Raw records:
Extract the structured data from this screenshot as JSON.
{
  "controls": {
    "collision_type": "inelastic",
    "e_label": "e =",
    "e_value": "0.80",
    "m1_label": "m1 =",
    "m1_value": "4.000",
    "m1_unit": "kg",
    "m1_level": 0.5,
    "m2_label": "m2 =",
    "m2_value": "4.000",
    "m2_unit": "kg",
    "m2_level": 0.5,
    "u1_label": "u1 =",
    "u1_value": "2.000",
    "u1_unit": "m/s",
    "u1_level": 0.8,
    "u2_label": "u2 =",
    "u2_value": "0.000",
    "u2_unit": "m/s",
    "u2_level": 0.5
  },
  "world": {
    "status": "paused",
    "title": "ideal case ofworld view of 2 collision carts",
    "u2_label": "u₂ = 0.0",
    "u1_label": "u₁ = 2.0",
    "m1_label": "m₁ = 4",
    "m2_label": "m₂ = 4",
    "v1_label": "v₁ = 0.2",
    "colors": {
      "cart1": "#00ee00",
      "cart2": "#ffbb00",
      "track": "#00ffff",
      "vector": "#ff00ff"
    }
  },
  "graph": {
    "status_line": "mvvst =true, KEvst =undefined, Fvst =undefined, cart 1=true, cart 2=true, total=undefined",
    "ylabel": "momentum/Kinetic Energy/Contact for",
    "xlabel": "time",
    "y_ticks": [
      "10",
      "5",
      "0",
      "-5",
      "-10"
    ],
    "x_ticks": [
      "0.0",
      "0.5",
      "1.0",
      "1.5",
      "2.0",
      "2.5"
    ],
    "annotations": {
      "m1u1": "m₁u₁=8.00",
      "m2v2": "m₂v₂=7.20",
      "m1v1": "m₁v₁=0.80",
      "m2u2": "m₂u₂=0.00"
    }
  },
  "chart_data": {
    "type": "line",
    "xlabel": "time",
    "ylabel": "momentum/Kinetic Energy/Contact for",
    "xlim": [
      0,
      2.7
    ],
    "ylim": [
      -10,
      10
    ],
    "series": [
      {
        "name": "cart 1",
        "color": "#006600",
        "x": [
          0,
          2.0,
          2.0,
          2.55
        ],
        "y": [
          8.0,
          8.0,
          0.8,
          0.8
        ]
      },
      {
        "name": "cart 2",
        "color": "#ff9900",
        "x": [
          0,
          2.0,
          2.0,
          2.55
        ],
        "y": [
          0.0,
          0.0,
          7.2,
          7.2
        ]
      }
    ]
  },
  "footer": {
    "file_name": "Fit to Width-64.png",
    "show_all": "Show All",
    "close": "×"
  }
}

Task description:
Extract, word for word, each line of the listing above.

Expected output:
Extract the structured data from this screenshot as JSON.
{
  "controls": {
    "collision_type": "inelastic",
    "e_label": "e =",
    "e_value": "0.80",
    "m1_label": "m1 =",
    "m1_value": "4.000",
    "m1_unit": "kg",
    "m1_level": 0.5,
    "m2_label": "m2 =",
    "m2_value": "4.000",
    "m2_unit": "kg",
    "m2_level": 0.5,
    "u1_label": "u1 =",
    "u1_value": "2.000",
    "u1_unit": "m/s",
    "u1_level": 0.8,
    "u2_label": "u2 =",
    "u2_value": "0.000",
    "u2_unit": "m/s",
    "u2_level": 0.5
  },
  "world": {
    "status": "paused",
    "title": "ideal case ofworld view of 2 collision carts",
    "u2_label": "u₂ = 0.0",
    "u1_label": "u₁ = 2.0",
    "m1_label": "m₁ = 4",
    "m2_label": "m₂ = 4",
    "v1_label": "v₁ = 0.2",
    "colors": {
      "cart1": "#00ee00",
      "cart2": "#ffbb00",
      "track": "#00ffff",
      "vector": "#ff00ff"
    }
  },
  "graph": {
    "status_line": "mvvst =true, KEvst =undefined, Fvst =undefined, cart 1=true, cart 2=true, total=undefined",
    "ylabel": "momentum/Kinetic Energy/Contact for",
    "xlabel": "time",
    "y_ticks": [
      "10",
      "5",
      "0",
      "-5",
      "-10"
    ],
    "x_ticks": [
      "0.0",
      "0.5",
      "1.0",
      "1.5",
      "2.0",
      "2.5"
    ],
    "annotations": {
      "m1u1": "m₁u₁=8.00",
      "m2v2": "m₂v₂=7.20",
      "m1v1": "m₁v₁=0.80",
      "m2u2": "m₂u₂=0.00"
    }
  },
  "chart_data": {
    "type": "line",
    "xlabel": "time",
    "ylabel": "momentum/Kinetic Energy/Contact for",
    "xlim": [
      0,
      2.7
    ],
    "ylim": [
      -10,
      10
    ],
    "series": [
      {
        "name": "cart 1",
        "color": "#006600",
        "x": [
          0,
          2.0,
          2.0,
          2.55
        ],
        "y": [
          8.0,
          8.0,
          0.8,
          0.8
        ]
      },
      {
        "name": "cart 2",
        "color": "#ff9900",
        "x": [
          0,
          2.0,
          2.0,
          2.55
        ],
        "y": [
          0.0,
          0.0,
          7.2,
          7.2
        ]
      }
    ]
  },
  "footer": {
    "file_name": "Fit to Width-64.png",
    "show_all": "Show All",
    "close": "×"
  }
}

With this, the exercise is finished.